Stated exercise ->
Beneath this task is a listing; retype all of it exactly.

Extracts from a graphics dataset
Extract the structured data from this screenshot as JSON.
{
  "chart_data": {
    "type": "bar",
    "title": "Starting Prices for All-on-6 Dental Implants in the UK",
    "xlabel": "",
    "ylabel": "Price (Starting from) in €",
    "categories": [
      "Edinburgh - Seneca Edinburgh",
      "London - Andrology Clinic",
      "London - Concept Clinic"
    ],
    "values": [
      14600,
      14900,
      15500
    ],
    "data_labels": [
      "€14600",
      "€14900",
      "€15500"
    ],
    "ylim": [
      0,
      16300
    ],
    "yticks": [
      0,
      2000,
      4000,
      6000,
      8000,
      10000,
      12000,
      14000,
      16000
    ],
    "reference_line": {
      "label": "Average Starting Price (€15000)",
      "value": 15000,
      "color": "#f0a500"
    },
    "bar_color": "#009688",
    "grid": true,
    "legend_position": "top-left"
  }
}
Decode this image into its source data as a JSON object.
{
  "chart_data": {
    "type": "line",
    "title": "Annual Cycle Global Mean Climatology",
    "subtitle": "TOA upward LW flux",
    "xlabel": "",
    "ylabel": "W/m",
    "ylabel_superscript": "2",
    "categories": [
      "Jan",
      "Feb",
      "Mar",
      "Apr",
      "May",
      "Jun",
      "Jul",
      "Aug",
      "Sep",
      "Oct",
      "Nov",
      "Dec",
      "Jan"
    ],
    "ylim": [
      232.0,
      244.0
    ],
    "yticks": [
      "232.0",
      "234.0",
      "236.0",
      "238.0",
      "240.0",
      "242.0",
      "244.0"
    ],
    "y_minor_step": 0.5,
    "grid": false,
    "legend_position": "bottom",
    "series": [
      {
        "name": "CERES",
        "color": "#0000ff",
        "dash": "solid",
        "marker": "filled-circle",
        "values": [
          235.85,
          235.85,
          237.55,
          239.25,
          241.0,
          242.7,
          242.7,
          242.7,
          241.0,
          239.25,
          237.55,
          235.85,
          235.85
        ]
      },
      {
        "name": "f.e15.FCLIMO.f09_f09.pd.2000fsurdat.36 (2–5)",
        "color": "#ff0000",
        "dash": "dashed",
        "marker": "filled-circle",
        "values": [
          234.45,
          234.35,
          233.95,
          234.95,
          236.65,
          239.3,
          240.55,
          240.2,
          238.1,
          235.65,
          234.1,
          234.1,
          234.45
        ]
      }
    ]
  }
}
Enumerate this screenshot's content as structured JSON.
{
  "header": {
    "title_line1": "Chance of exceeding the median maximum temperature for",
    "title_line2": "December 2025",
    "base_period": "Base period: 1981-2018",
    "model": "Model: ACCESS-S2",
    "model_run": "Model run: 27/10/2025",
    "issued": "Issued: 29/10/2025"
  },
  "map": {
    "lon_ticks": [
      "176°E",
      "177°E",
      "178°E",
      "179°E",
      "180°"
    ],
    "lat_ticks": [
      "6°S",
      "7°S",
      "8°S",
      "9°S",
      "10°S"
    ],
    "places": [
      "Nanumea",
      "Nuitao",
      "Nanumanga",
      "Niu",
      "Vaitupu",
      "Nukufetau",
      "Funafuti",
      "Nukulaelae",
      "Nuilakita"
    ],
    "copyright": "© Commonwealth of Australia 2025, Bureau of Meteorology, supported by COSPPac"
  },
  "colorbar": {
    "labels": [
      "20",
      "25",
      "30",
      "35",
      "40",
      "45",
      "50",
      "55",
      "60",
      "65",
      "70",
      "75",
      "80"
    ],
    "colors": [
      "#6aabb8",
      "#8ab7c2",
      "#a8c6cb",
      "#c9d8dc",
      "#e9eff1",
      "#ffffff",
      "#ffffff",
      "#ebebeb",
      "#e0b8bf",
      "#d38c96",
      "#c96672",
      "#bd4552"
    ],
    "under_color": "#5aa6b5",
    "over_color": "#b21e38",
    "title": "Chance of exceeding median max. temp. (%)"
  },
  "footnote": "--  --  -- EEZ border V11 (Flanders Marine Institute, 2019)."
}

Solved problem ->
Extract the structured data from this screenshot as JSON.
{
  "chart_data": {
    "type": "bar",
    "title": "Starting Prices for All-on-6 Dental Implants in the UK",
    "xlabel": "",
    "ylabel": "Price (Starting from) in €",
    "categories": [
      "Edinburgh - Seneca Edinburgh",
      "London - Andrology Clinic",
      "London - Concept Clinic"
    ],
    "values": [
      14600,
      14900,
      15500
    ],
    "data_labels": [
      "€14600",
      "€14900",
      "€15500"
    ],
    "ylim": [
      0,
      16300
    ],
    "yticks": [
      0,
      2000,
      4000,
      6000,
      8000,
      10000,
      12000,
      14000,
      16000
    ],
    "reference_line": {
      "label": "Average Starting Price (€15000)",
      "value": 15000,
      "color": "#f0a500"
    },
    "bar_color": "#009688",
    "grid": true,
    "legend_position": "top-left"
  }
}
Decode this image into its source data as a JSON object.
{
  "chart_data": {
    "type": "line",
    "title": "Annual Cycle Global Mean Climatology",
    "subtitle": "TOA upward LW flux",
    "xlabel": "",
    "ylabel": "W/m",
    "ylabel_superscript": "2",
    "categories": [
      "Jan",
      "Feb",
      "Mar",
      "Apr",
      "May",
      "Jun",
      "Jul",
      "Aug",
      "Sep",
      "Oct",
      "Nov",
      "Dec",
      "Jan"
    ],
    "ylim": [
      232.0,
      244.0
    ],
    "yticks": [
      "232.0",
      "234.0",
      "236.0",
      "238.0",
      "240.0",
      "242.0",
      "244.0"
    ],
    "y_minor_step": 0.5,
    "grid": false,
    "legend_position": "bottom",
    "series": [
      {
        "name": "CERES",
        "color": "#0000ff",
        "dash": "solid",
        "marker": "filled-circle",
        "values": [
          235.85,
          235.85,
          237.55,
          239.25,
          241.0,
          242.7,
          242.7,
          242.7,
          241.0,
          239.25,
          237.55,
          235.85,
          235.85
        ]
      },
      {
        "name": "f.e15.FCLIMO.f09_f09.pd.2000fsurdat.36 (2–5)",
        "color": "#ff0000",
        "dash": "dashed",
        "marker": "filled-circle",
        "values": [
          234.45,
          234.35,
          233.95,
          234.95,
          236.65,
          239.3,
          240.55,
          240.2,
          238.1,
          235.65,
          234.1,
          234.1,
          234.45
        ]
      }
    ]
  }
}
Enumerate this screenshot's content as structured JSON.
{
  "header": {
    "title_line1": "Chance of exceeding the median maximum temperature for",
    "title_line2": "December 2025",
    "base_period": "Base period: 1981-2018",
    "model": "Model: ACCESS-S2",
    "model_run": "Model run: 27/10/2025",
    "issued": "Issued: 29/10/2025"
  },
  "map": {
    "lon_ticks": [
      "176°E",
      "177°E",
      "178°E",
      "179°E",
      "180°"
    ],
    "lat_ticks": [
      "6°S",
      "7°S",
      "8°S",
      "9°S",
      "10°S"
    ],
    "places": [
      "Nanumea",
      "Nuitao",
      "Nanumanga",
      "Niu",
      "Vaitupu",
      "Nukufetau",
      "Funafuti",
      "Nukulaelae",
      "Nuilakita"
    ],
    "copyright": "© Commonwealth of Australia 2025, Bureau of Meteorology, supported by COSPPac"
  },
  "colorbar": {
    "labels": [
      "20",
      "25",
      "30",
      "35",
      "40",
      "45",
      "50",
      "55",
      "60",
      "65",
      "70",
      "75",
      "80"
    ],
    "colors": [
      "#6aabb8",
      "#8ab7c2",
      "#a8c6cb",
      "#c9d8dc",
      "#e9eff1",
      "#ffffff",
      "#ffffff",
      "#ebebeb",
      "#e0b8bf",
      "#d38c96",
      "#c96672",
      "#bd4552"
    ],
    "under_color": "#5aa6b5",
    "over_color": "#b21e38",
    "title": "Chance of exceeding median max. temp. (%)"
  },
  "footnote": "--  --  -- EEZ border V11 (Flanders Marine Institute, 2019)."
}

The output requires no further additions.